------ Extracted data ------

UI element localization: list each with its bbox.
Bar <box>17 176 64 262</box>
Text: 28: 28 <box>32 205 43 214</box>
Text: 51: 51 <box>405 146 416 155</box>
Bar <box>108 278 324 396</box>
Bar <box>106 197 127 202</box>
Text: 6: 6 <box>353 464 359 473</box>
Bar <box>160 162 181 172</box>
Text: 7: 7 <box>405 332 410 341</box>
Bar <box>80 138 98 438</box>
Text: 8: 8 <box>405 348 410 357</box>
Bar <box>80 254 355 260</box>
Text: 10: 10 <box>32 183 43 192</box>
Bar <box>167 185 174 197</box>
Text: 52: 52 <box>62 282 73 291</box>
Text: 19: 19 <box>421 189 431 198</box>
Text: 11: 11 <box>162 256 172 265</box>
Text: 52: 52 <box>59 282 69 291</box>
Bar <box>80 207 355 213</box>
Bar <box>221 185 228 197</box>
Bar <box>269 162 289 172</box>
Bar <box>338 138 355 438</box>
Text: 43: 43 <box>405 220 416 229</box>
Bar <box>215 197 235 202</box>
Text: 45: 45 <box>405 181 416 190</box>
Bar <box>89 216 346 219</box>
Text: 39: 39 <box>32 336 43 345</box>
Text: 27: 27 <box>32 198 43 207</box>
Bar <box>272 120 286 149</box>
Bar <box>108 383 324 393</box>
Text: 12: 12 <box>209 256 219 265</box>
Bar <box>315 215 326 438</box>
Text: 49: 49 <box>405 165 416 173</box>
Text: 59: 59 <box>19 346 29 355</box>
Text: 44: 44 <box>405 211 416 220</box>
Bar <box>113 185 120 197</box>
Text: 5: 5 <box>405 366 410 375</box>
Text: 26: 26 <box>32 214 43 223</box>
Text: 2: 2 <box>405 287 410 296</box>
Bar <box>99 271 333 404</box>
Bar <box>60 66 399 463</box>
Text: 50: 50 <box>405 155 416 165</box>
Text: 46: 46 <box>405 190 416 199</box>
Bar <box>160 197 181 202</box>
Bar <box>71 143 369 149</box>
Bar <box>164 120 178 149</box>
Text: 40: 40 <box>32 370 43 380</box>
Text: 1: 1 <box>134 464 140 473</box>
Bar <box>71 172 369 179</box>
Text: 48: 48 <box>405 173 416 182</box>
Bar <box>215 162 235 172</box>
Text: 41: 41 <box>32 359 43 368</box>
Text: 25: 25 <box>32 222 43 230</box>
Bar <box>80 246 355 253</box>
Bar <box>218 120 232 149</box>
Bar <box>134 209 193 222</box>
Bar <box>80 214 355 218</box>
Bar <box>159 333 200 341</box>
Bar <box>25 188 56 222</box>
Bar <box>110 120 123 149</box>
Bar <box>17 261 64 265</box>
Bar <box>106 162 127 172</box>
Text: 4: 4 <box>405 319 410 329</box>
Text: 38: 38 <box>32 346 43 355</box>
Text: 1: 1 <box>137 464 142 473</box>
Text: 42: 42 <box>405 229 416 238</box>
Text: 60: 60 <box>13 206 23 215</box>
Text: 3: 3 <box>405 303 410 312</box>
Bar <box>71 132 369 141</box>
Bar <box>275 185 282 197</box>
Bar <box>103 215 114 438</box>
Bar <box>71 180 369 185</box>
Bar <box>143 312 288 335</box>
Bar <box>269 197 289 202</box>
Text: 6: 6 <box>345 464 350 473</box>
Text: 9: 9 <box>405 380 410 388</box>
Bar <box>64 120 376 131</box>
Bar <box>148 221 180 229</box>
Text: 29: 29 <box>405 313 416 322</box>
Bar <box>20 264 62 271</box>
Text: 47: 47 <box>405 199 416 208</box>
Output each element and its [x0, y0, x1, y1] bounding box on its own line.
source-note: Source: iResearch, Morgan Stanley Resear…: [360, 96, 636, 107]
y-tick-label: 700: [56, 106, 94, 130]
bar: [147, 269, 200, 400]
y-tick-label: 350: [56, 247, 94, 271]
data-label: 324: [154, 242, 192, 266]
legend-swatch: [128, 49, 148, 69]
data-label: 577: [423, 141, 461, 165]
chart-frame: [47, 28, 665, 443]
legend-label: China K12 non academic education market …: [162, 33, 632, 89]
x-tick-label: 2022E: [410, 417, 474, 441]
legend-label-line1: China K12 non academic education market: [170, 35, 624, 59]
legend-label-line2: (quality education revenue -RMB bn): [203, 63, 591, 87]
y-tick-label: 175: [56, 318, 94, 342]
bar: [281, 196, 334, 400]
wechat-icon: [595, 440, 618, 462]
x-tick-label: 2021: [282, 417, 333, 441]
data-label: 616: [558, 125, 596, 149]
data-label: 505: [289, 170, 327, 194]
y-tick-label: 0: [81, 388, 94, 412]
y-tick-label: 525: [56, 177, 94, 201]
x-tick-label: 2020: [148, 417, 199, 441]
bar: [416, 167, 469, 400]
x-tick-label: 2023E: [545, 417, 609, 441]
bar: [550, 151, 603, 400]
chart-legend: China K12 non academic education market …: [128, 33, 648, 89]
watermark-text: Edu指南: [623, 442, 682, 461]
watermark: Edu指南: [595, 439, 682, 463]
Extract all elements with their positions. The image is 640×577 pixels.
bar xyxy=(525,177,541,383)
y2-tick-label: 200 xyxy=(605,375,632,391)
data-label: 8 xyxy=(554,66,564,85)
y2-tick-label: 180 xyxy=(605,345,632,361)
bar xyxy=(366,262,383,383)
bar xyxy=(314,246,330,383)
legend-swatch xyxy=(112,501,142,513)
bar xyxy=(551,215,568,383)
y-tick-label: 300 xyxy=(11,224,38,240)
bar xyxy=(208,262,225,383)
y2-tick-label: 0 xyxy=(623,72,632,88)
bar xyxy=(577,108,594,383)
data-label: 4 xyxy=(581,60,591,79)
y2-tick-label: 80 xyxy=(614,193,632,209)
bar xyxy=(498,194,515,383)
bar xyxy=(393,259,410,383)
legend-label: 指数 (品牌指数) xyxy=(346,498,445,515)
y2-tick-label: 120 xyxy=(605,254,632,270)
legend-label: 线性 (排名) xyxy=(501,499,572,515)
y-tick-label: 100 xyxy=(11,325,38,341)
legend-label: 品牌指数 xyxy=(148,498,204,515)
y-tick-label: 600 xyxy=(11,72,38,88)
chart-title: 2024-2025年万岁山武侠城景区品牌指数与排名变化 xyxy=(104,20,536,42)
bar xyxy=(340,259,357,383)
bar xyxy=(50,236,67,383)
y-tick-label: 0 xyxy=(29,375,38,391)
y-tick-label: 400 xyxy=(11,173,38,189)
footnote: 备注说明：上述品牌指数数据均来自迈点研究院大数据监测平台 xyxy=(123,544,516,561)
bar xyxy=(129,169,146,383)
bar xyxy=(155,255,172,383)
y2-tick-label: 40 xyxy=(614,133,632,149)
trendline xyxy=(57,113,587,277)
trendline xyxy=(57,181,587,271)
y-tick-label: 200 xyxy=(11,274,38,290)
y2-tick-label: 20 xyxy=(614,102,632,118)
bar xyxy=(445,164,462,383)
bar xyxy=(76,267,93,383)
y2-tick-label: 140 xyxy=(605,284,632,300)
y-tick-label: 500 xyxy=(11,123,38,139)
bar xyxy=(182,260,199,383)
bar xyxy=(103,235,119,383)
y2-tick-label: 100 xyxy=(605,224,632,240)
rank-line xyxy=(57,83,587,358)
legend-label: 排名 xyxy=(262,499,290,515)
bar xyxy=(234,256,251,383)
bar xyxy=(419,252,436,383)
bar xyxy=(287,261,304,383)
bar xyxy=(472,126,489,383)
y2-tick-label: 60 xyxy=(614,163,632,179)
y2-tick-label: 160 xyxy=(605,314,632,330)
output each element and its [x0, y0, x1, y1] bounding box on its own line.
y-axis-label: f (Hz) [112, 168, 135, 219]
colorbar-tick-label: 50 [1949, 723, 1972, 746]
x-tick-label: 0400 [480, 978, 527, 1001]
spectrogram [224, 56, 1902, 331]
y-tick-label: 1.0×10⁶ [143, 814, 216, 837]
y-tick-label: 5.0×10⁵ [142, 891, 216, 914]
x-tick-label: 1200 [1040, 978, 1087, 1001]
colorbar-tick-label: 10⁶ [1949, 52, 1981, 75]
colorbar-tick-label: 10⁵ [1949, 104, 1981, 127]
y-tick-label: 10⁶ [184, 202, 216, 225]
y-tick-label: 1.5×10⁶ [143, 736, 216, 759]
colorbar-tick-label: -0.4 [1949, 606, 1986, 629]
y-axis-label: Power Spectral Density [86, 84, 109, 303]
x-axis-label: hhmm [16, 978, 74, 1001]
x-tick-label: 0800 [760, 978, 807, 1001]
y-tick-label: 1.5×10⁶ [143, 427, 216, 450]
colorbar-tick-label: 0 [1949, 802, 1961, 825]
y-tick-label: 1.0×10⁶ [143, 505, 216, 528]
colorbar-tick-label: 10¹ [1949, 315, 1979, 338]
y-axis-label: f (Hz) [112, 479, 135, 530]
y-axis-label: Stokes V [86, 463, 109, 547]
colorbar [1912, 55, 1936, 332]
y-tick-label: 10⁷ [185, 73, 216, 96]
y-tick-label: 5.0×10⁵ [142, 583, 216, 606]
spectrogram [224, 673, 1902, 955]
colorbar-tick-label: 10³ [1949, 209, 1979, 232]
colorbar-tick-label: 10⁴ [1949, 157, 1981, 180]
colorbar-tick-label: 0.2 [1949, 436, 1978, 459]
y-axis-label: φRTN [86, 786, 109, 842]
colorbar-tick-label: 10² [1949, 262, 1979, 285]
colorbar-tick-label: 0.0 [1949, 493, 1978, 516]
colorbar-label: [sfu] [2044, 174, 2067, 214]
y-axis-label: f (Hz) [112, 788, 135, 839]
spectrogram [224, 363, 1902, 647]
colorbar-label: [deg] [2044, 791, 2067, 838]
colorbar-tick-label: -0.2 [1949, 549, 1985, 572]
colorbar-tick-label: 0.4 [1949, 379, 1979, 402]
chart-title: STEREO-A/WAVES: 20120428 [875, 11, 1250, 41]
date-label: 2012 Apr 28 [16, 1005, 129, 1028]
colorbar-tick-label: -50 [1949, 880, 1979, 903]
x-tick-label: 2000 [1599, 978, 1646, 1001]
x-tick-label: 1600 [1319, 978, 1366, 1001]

------

### Set task
Repeat the records from the start through the line that contains "Text: 25: 25 <box>32 222 43 230</box>".

### Response to the task
UI element localization: list each with its bbox.
Bar <box>17 176 64 262</box>
Text: 28: 28 <box>32 205 43 214</box>
Text: 51: 51 <box>405 146 416 155</box>
Bar <box>108 278 324 396</box>
Bar <box>106 197 127 202</box>
Text: 6: 6 <box>353 464 359 473</box>
Bar <box>160 162 181 172</box>
Text: 7: 7 <box>405 332 410 341</box>
Bar <box>80 138 98 438</box>
Text: 8: 8 <box>405 348 410 357</box>
Bar <box>80 254 355 260</box>
Text: 10: 10 <box>32 183 43 192</box>
Bar <box>167 185 174 197</box>
Text: 52: 52 <box>62 282 73 291</box>
Text: 19: 19 <box>421 189 431 198</box>
Text: 11: 11 <box>162 256 172 265</box>
Text: 52: 52 <box>59 282 69 291</box>
Bar <box>80 207 355 213</box>
Bar <box>221 185 228 197</box>
Bar <box>269 162 289 172</box>
Bar <box>338 138 355 438</box>
Text: 43: 43 <box>405 220 416 229</box>
Bar <box>215 197 235 202</box>
Text: 45: 45 <box>405 181 416 190</box>
Bar <box>89 216 346 219</box>
Text: 39: 39 <box>32 336 43 345</box>
Text: 27: 27 <box>32 198 43 207</box>
Bar <box>272 120 286 149</box>
Bar <box>108 383 324 393</box>
Text: 12: 12 <box>209 256 219 265</box>
Bar <box>315 215 326 438</box>
Text: 49: 49 <box>405 165 416 173</box>
Text: 59: 59 <box>19 346 29 355</box>
Text: 44: 44 <box>405 211 416 220</box>
Bar <box>113 185 120 197</box>
Text: 5: 5 <box>405 366 410 375</box>
Text: 26: 26 <box>32 214 43 223</box>
Text: 2: 2 <box>405 287 410 296</box>
Bar <box>99 271 333 404</box>
Bar <box>60 66 399 463</box>
Text: 50: 50 <box>405 155 416 165</box>
Text: 46: 46 <box>405 190 416 199</box>
Bar <box>160 197 181 202</box>
Bar <box>71 143 369 149</box>
Bar <box>164 120 178 149</box>
Text: 40: 40 <box>32 370 43 380</box>
Text: 1: 1 <box>134 464 140 473</box>
Bar <box>71 172 369 179</box>
Text: 48: 48 <box>405 173 416 182</box>
Bar <box>215 162 235 172</box>
Text: 41: 41 <box>32 359 43 368</box>
Text: 25: 25 <box>32 222 43 230</box>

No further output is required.